(Stored data)
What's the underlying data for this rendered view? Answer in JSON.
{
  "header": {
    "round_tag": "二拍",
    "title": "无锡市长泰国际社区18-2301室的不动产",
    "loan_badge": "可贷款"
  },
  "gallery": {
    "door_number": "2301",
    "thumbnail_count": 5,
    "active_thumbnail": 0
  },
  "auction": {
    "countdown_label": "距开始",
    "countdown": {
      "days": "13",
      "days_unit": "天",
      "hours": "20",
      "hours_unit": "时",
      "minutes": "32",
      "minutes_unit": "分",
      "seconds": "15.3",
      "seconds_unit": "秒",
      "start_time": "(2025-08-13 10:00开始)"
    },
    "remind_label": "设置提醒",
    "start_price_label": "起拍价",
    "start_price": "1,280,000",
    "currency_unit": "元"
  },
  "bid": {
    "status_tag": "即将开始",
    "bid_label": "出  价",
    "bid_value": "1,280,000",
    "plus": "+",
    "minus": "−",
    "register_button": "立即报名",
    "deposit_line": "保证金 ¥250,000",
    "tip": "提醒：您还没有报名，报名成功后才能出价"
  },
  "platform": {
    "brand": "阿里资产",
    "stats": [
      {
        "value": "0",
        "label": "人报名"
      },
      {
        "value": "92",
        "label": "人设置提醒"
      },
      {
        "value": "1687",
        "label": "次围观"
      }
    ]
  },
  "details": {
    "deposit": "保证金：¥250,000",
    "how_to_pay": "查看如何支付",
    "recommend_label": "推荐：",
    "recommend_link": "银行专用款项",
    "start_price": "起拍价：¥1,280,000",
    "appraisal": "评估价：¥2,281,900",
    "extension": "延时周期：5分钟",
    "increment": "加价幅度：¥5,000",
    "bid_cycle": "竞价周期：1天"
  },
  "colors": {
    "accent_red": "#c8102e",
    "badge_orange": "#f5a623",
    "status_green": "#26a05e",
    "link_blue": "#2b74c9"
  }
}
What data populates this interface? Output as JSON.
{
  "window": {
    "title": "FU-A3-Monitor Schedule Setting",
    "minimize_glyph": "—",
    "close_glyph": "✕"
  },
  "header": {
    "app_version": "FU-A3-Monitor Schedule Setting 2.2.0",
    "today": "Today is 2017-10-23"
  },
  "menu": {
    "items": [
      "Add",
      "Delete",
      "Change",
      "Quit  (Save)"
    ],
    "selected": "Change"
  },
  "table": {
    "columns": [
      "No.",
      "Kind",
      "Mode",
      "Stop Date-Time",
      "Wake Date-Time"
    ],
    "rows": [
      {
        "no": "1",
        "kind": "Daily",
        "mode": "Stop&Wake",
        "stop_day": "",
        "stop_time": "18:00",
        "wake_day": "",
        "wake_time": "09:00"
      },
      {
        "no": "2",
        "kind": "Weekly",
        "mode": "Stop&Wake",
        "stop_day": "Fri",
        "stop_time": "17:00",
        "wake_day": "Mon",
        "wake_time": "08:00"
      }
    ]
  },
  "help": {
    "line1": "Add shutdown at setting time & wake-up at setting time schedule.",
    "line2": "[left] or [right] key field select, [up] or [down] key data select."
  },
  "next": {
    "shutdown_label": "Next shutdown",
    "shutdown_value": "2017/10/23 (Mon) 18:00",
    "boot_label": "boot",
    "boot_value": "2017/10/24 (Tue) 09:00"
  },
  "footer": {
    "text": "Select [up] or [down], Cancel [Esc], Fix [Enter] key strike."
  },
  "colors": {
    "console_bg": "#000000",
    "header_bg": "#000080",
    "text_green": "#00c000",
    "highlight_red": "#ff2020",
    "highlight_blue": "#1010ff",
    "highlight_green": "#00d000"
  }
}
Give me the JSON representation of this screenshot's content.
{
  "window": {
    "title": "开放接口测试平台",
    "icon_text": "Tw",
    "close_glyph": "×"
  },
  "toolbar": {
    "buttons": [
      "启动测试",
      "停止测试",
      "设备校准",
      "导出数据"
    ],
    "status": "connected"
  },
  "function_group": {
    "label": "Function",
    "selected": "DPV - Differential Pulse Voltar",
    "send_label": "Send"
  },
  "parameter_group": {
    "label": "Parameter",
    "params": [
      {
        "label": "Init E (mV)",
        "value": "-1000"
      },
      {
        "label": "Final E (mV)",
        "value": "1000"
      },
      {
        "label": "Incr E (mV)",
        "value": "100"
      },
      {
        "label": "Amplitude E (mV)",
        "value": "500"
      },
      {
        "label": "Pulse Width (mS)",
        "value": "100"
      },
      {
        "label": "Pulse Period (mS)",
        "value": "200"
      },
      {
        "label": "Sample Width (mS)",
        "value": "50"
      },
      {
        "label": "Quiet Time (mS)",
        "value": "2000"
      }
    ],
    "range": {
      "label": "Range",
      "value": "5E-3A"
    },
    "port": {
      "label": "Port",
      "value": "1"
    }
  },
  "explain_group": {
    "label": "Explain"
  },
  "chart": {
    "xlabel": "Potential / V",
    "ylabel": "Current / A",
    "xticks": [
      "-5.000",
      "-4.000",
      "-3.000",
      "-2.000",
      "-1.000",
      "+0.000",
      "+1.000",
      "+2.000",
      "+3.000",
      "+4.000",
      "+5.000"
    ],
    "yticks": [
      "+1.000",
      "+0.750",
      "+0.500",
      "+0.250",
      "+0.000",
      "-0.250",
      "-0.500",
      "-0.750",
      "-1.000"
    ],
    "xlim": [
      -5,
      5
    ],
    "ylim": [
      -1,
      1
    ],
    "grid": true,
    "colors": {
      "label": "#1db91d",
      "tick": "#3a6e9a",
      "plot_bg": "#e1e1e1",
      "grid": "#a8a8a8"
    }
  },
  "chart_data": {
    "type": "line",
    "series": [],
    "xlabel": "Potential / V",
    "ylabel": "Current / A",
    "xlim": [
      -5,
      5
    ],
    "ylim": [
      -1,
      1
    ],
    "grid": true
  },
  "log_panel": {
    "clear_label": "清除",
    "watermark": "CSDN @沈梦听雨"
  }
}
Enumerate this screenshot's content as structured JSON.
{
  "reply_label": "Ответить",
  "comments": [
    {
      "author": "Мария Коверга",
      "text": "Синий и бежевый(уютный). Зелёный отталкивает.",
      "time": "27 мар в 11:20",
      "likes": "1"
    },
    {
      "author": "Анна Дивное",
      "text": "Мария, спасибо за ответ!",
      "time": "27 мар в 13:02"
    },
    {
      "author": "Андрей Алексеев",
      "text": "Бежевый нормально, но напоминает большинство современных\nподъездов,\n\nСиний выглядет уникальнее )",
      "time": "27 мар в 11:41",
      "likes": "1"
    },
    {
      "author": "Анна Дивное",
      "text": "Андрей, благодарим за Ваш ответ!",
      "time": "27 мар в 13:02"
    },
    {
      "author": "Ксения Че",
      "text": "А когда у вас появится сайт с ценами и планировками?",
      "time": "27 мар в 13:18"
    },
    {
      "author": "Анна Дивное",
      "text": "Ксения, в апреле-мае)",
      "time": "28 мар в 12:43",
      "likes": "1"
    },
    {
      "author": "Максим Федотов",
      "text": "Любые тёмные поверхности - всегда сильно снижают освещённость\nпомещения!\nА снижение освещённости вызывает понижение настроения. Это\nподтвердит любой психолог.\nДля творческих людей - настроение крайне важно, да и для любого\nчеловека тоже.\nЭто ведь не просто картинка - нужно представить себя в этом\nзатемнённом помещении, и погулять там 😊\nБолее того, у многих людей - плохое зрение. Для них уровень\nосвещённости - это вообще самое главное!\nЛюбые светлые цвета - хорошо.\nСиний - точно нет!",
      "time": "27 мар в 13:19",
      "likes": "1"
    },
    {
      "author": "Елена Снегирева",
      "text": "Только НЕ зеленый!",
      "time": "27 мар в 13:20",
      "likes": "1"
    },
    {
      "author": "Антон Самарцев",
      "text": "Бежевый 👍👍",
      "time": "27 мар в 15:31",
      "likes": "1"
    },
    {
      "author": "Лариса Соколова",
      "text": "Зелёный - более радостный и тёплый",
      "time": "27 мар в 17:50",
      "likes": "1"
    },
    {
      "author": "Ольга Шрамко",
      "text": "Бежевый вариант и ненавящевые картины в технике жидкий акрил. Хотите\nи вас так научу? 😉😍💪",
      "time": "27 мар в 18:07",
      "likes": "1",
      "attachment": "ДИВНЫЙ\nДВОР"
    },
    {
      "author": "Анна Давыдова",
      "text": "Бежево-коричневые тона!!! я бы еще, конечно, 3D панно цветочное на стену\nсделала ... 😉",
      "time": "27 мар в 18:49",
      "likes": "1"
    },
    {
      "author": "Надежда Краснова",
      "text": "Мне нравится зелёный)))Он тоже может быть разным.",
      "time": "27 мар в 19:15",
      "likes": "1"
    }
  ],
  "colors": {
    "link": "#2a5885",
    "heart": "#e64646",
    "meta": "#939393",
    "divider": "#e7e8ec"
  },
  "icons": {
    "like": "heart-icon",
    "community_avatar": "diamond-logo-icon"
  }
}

**WHAT YOU NEED TO DO:** Search the data for "Pulse" and list every line in which it occurs.

**FINAL RESULT:**
    "selected": "DPV - Differential Pulse Voltar",
        "label": "Pulse Width (mS)",
        "label": "Pulse Period (mS)",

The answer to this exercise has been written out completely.